======== DATA TO PROCESS
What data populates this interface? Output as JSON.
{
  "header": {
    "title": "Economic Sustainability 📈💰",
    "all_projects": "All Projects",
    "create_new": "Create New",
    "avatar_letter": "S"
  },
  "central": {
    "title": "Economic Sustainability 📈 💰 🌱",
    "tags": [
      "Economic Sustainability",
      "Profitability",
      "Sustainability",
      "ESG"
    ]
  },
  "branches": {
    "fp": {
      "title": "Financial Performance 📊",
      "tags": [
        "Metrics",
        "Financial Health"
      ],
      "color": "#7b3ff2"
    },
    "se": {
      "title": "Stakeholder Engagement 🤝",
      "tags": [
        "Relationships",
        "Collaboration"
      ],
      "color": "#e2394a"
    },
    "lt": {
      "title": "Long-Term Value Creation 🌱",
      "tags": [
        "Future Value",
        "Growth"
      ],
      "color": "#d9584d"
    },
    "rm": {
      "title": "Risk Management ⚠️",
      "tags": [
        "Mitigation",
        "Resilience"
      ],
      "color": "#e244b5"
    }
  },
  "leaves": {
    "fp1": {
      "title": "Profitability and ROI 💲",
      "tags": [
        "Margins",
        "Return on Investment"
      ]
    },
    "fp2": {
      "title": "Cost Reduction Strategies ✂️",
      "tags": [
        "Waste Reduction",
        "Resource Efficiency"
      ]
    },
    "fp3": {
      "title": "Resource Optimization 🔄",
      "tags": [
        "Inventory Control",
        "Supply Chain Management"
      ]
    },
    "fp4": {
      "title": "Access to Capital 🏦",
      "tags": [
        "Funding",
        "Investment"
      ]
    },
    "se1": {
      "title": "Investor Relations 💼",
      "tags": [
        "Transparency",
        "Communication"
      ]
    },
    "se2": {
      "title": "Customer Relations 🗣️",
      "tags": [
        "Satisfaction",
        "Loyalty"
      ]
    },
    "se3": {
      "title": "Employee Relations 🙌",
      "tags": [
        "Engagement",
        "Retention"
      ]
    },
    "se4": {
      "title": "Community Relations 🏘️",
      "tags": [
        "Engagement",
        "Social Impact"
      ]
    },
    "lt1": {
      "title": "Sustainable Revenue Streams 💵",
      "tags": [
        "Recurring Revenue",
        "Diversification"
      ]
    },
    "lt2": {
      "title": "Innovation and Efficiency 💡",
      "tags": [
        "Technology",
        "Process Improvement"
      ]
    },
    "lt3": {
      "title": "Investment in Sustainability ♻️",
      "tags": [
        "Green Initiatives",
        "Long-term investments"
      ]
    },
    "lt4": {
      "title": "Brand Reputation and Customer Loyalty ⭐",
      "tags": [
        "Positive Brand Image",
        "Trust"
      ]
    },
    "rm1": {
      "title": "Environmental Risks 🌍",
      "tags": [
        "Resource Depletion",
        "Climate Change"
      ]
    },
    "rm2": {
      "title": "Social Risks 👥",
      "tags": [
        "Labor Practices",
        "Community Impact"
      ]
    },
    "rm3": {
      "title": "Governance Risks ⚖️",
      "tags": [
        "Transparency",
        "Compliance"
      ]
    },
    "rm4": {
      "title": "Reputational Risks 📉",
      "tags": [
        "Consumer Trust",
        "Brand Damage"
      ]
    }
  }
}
================
DESCRIPTION OF THE TASK:
Pull out all lines from the entries above in which the word "Community" appears.

RESULT:
      "title": "Community Relations 🏘️",
        "Community Impact"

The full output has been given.